* **Data lines**
════════

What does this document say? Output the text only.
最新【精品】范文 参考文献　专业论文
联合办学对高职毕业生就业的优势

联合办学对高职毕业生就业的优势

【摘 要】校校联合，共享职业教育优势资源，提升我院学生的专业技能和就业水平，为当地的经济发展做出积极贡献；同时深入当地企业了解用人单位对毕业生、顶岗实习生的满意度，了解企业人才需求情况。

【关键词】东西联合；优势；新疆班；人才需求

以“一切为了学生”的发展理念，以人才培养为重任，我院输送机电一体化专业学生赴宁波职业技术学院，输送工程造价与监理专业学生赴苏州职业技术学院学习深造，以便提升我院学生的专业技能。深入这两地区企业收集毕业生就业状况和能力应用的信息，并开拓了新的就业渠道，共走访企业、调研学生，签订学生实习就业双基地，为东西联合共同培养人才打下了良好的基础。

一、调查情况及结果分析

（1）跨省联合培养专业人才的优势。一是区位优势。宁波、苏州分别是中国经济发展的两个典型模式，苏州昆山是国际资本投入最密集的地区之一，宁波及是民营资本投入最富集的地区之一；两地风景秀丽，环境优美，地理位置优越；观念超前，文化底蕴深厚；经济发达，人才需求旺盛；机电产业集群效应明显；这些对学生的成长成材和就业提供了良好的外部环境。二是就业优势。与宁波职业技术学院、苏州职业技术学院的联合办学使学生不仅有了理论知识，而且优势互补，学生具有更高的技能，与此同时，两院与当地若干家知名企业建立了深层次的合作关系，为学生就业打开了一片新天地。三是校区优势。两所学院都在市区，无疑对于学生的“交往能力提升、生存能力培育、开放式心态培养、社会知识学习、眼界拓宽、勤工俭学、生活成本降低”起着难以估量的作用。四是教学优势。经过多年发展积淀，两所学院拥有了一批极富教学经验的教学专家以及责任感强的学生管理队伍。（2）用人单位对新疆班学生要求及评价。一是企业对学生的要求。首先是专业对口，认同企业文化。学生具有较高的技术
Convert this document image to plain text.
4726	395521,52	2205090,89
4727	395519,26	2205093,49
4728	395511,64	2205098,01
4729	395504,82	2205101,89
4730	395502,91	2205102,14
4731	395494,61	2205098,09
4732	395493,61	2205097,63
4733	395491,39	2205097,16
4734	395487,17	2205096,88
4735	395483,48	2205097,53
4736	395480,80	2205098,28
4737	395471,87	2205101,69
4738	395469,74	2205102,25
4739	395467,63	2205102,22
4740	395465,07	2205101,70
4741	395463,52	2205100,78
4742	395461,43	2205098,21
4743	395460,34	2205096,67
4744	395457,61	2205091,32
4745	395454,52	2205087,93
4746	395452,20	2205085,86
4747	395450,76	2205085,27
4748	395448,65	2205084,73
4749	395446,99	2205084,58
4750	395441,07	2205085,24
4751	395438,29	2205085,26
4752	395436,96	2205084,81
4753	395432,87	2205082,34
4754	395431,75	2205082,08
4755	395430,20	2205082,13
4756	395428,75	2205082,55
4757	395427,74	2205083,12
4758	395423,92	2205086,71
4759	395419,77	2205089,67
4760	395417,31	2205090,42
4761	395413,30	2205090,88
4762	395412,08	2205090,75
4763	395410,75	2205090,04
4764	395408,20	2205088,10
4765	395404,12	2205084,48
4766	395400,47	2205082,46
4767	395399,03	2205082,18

════════

* **Exercise requirements**
Transcribe only the trailing portion of the entries above: the line that contains "Convert this document image to plain text." and each line after it.

* **Answer below**
Convert this document image to plain text.
4726	395521,52	2205090,89
4727	395519,26	2205093,49
4728	395511,64	2205098,01
4729	395504,82	2205101,89
4730	395502,91	2205102,14
4731	395494,61	2205098,09
4732	395493,61	2205097,63
4733	395491,39	2205097,16
4734	395487,17	2205096,88
4735	395483,48	2205097,53
4736	395480,80	2205098,28
4737	395471,87	2205101,69
4738	395469,74	2205102,25
4739	395467,63	2205102,22
4740	395465,07	2205101,70
4741	395463,52	2205100,78
4742	395461,43	2205098,21
4743	395460,34	2205096,67
4744	395457,61	2205091,32
4745	395454,52	2205087,93
4746	395452,20	2205085,86
4747	395450,76	2205085,27
4748	395448,65	2205084,73
4749	395446,99	2205084,58
4750	395441,07	2205085,24
4751	395438,29	2205085,26
4752	395436,96	2205084,81
4753	395432,87	2205082,34
4754	395431,75	2205082,08
4755	395430,20	2205082,13
4756	395428,75	2205082,55
4757	395427,74	2205083,12
4758	395423,92	2205086,71
4759	395419,77	2205089,67
4760	395417,31	2205090,42
4761	395413,30	2205090,88
4762	395412,08	2205090,75
4763	395410,75	2205090,04
4764	395408,20	2205088,10
4765	395404,12	2205084,48
4766	395400,47	2205082,46
4767	395399,03	2205082,18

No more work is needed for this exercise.